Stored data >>

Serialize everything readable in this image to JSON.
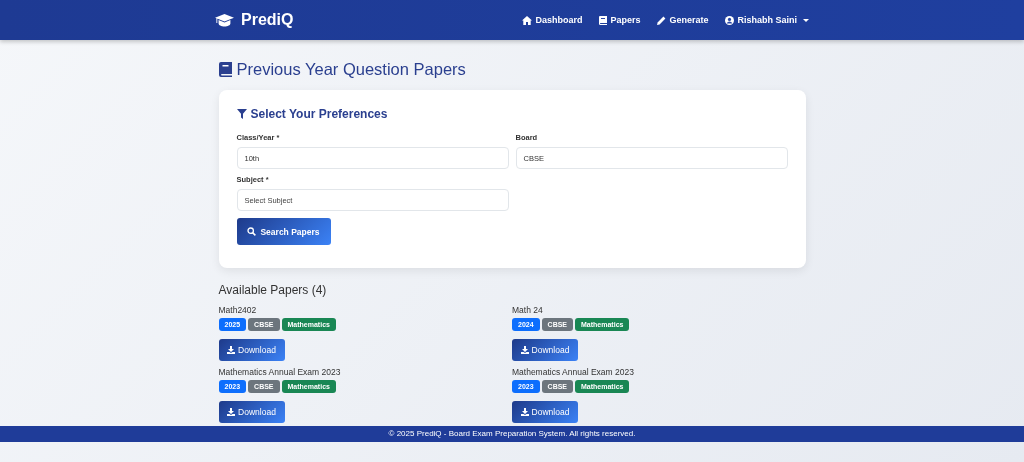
{
  "navbar": {
    "brand": "PrediQ",
    "links": [
      {
        "label": "Dashboard"
      },
      {
        "label": "Papers"
      },
      {
        "label": "Generate"
      },
      {
        "label": "Rishabh Saini",
        "dropdown": true
      }
    ]
  },
  "page_title": "Previous Year Question Papers",
  "preferences": {
    "title": "Select Your Preferences",
    "fields": [
      {
        "label": "Class/Year *",
        "value": "10th"
      },
      {
        "label": "Board",
        "value": "CBSE"
      },
      {
        "label": "Subject *",
        "placeholder": "Select Subject"
      }
    ],
    "button": "Search Papers"
  },
  "papers_heading": "Available Papers (4)",
  "papers": [
    {
      "title": "Math2402",
      "tags": [
        {
          "text": "2025",
          "color": "#0d6efd"
        },
        {
          "text": "CBSE",
          "color": "#6c757d"
        },
        {
          "text": "Mathematics",
          "color": "#198754"
        }
      ],
      "button": "Download"
    },
    {
      "title": "Math 24",
      "tags": [
        {
          "text": "2024",
          "color": "#0d6efd"
        },
        {
          "text": "CBSE",
          "color": "#6c757d"
        },
        {
          "text": "Mathematics",
          "color": "#198754"
        }
      ],
      "button": "Download"
    },
    {
      "title": "Mathematics Annual Exam 2023",
      "tags": [
        {
          "text": "2023",
          "color": "#0d6efd"
        },
        {
          "text": "CBSE",
          "color": "#6c757d"
        },
        {
          "text": "Mathematics",
          "color": "#198754"
        }
      ],
      "button": "Download"
    },
    {
      "title": "Mathematics Annual Exam 2023",
      "tags": [
        {
          "text": "2023",
          "color": "#0d6efd"
        },
        {
          "text": "CBSE",
          "color": "#6c757d"
        },
        {
          "text": "Mathematics",
          "color": "#198754"
        }
      ],
      "button": "Download"
    }
  ],
  "footer": "© 2025 PrediQ - Board Exam Preparation System. All rights reserved."
}
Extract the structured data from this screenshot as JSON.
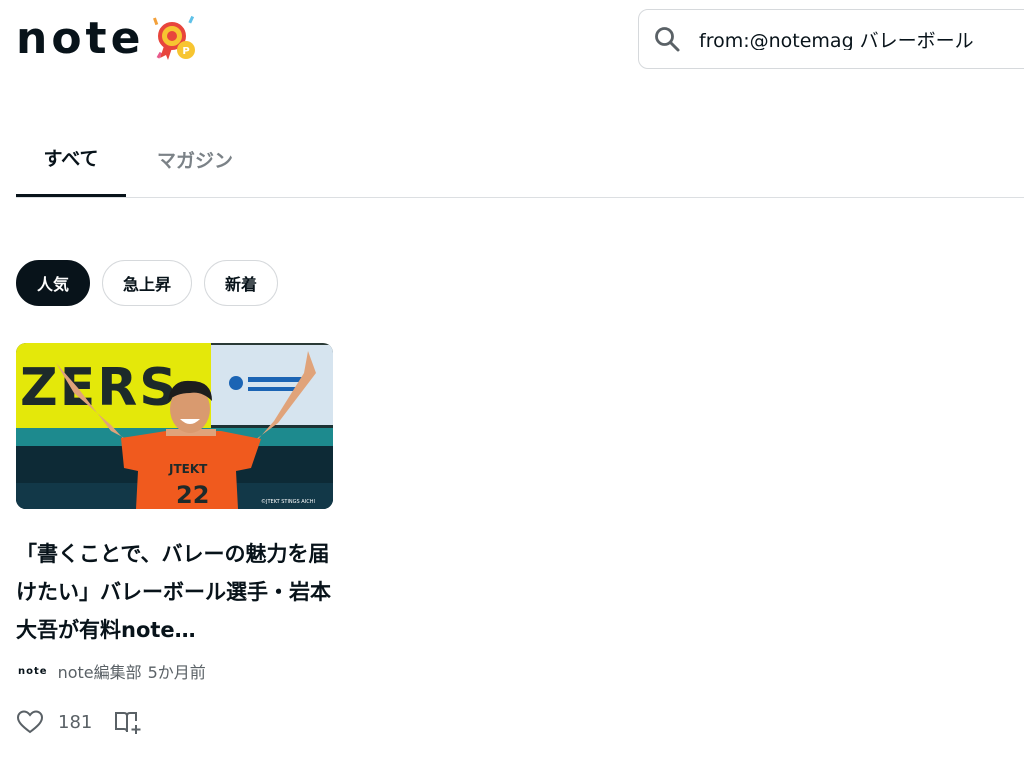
{
  "header": {
    "logo": "note",
    "logo_decoration": "event-medal-icon",
    "search": {
      "icon": "search-icon",
      "value": "from:@notemag バレーボール"
    }
  },
  "tabs": [
    {
      "label": "すべて",
      "active": true
    },
    {
      "label": "マガジン",
      "active": false
    }
  ],
  "filters": [
    {
      "label": "人気",
      "active": true
    },
    {
      "label": "急上昇",
      "active": false
    },
    {
      "label": "新着",
      "active": false
    }
  ],
  "results": [
    {
      "thumbnail_caption": "©JTEKT STINGS AICHI",
      "title": "「書くことで、バレーの魅力を届けたい」バレーボール選手・岩本大吾が有料note…",
      "author_logo": "note",
      "author": "note編集部",
      "time": "5か月前",
      "likes": "181",
      "like_icon": "heart-icon",
      "magazine_icon": "add-to-magazine-icon"
    }
  ],
  "colors": {
    "text": "#08131a",
    "muted": "#7b8287",
    "jersey": "#f05a1e",
    "banner_yellow": "#e4e80a"
  }
}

Task >> Leaving the pictures aside, transcribe the entire listing exactly.

Completed task >>
Serialize everything readable in this image to JSON.
{
  "navbar": {
    "brand": "PrediQ",
    "links": [
      {
        "label": "Dashboard"
      },
      {
        "label": "Papers"
      },
      {
        "label": "Generate"
      },
      {
        "label": "Rishabh Saini",
        "dropdown": true
      }
    ]
  },
  "page_title": "Previous Year Question Papers",
  "preferences": {
    "title": "Select Your Preferences",
    "fields": [
      {
        "label": "Class/Year *",
        "value": "10th"
      },
      {
        "label": "Board",
        "value": "CBSE"
      },
      {
        "label": "Subject *",
        "placeholder": "Select Subject"
      }
    ],
    "button": "Search Papers"
  },
  "papers_heading": "Available Papers (4)",
  "papers": [
    {
      "title": "Math2402",
      "tags": [
        {
          "text": "2025",
          "color": "#0d6efd"
        },
        {
          "text": "CBSE",
          "color": "#6c757d"
        },
        {
          "text": "Mathematics",
          "color": "#198754"
        }
      ],
      "button": "Download"
    },
    {
      "title": "Math 24",
      "tags": [
        {
          "text": "2024",
          "color": "#0d6efd"
        },
        {
          "text": "CBSE",
          "color": "#6c757d"
        },
        {
          "text": "Mathematics",
          "color": "#198754"
        }
      ],
      "button": "Download"
    },
    {
      "title": "Mathematics Annual Exam 2023",
      "tags": [
        {
          "text": "2023",
          "color": "#0d6efd"
        },
        {
          "text": "CBSE",
          "color": "#6c757d"
        },
        {
          "text": "Mathematics",
          "color": "#198754"
        }
      ],
      "button": "Download"
    },
    {
      "title": "Mathematics Annual Exam 2023",
      "tags": [
        {
          "text": "2023",
          "color": "#0d6efd"
        },
        {
          "text": "CBSE",
          "color": "#6c757d"
        },
        {
          "text": "Mathematics",
          "color": "#198754"
        }
      ],
      "button": "Download"
    }
  ],
  "footer": "© 2025 PrediQ - Board Exam Preparation System. All rights reserved."
}
Extract the structured data from this screenshot as JSON.
{
  "header": {
    "logo": "note",
    "logo_decoration": "event-medal-icon",
    "search": {
      "icon": "search-icon",
      "value": "from:@notemag バレーボール"
    }
  },
  "tabs": [
    {
      "label": "すべて",
      "active": true
    },
    {
      "label": "マガジン",
      "active": false
    }
  ],
  "filters": [
    {
      "label": "人気",
      "active": true
    },
    {
      "label": "急上昇",
      "active": false
    },
    {
      "label": "新着",
      "active": false
    }
  ],
  "results": [
    {
      "thumbnail_caption": "©JTEKT STINGS AICHI",
      "title": "「書くことで、バレーの魅力を届けたい」バレーボール選手・岩本大吾が有料note…",
      "author_logo": "note",
      "author": "note編集部",
      "time": "5か月前",
      "likes": "181",
      "like_icon": "heart-icon",
      "magazine_icon": "add-to-magazine-icon"
    }
  ],
  "colors": {
    "text": "#08131a",
    "muted": "#7b8287",
    "jersey": "#f05a1e",
    "banner_yellow": "#e4e80a"
  }
}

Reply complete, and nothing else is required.